■ The request: Print all the entries verbatim.

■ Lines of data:
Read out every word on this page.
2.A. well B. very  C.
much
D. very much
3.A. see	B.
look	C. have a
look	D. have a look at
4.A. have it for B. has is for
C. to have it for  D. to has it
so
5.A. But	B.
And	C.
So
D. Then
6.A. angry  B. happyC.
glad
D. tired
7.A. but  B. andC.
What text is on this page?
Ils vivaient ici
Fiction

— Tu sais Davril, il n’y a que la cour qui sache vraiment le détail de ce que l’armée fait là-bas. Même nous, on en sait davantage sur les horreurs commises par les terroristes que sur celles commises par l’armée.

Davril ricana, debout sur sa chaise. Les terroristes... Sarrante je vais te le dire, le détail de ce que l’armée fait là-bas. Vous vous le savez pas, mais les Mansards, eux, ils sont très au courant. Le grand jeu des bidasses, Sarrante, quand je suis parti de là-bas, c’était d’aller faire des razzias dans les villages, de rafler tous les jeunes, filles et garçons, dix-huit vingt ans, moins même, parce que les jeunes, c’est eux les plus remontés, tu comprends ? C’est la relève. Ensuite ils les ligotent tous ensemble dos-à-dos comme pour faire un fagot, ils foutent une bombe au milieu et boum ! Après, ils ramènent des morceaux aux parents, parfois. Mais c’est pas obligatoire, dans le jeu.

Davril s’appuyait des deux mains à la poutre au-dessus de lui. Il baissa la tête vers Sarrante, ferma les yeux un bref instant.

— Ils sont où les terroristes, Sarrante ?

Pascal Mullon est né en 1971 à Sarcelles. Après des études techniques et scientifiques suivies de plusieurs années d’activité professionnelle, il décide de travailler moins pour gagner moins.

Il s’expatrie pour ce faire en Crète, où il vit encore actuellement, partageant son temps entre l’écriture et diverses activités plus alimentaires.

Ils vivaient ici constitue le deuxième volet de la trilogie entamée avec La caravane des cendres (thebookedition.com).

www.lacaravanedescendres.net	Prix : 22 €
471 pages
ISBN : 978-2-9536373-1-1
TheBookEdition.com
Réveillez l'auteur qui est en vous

■ Completed task:
Read out every word on this page.
2.A. well B. very  C.
much
D. very much
3.A. see	B.
look	C. have a
look	D. have a look at
4.A. have it for B. has is for
C. to have it for  D. to has it
so
5.A. But	B.
And	C.
So
D. Then
6.A. angry  B. happyC.
glad
D. tired
7.A. but  B. andC.
What text is on this page?
Ils vivaient ici
Fiction

— Tu sais Davril, il n’y a que la cour qui sache vraiment le détail de ce que l’armée fait là-bas. Même nous, on en sait davantage sur les horreurs commises par les terroristes que sur celles commises par l’armée.

Davril ricana, debout sur sa chaise. Les terroristes... Sarrante je vais te le dire, le détail de ce que l’armée fait là-bas. Vous vous le savez pas, mais les Mansards, eux, ils sont très au courant. Le grand jeu des bidasses, Sarrante, quand je suis parti de là-bas, c’était d’aller faire des razzias dans les villages, de rafler tous les jeunes, filles et garçons, dix-huit vingt ans, moins même, parce que les jeunes, c’est eux les plus remontés, tu comprends ? C’est la relève. Ensuite ils les ligotent tous ensemble dos-à-dos comme pour faire un fagot, ils foutent une bombe au milieu et boum ! Après, ils ramènent des morceaux aux parents, parfois. Mais c’est pas obligatoire, dans le jeu.

Davril s’appuyait des deux mains à la poutre au-dessus de lui. Il baissa la tête vers Sarrante, ferma les yeux un bref instant.

— Ils sont où les terroristes, Sarrante ?

Pascal Mullon est né en 1971 à Sarcelles. Après des études techniques et scientifiques suivies de plusieurs années d’activité professionnelle, il décide de travailler moins pour gagner moins.

Il s’expatrie pour ce faire en Crète, où il vit encore actuellement, partageant son temps entre l’écriture et diverses activités plus alimentaires.

Ils vivaient ici constitue le deuxième volet de la trilogie entamée avec La caravane des cendres (thebookedition.com).

www.lacaravanedescendres.net	Prix : 22 €
471 pages
ISBN : 978-2-9536373-1-1
TheBookEdition.com
Réveillez l'auteur qui est en vous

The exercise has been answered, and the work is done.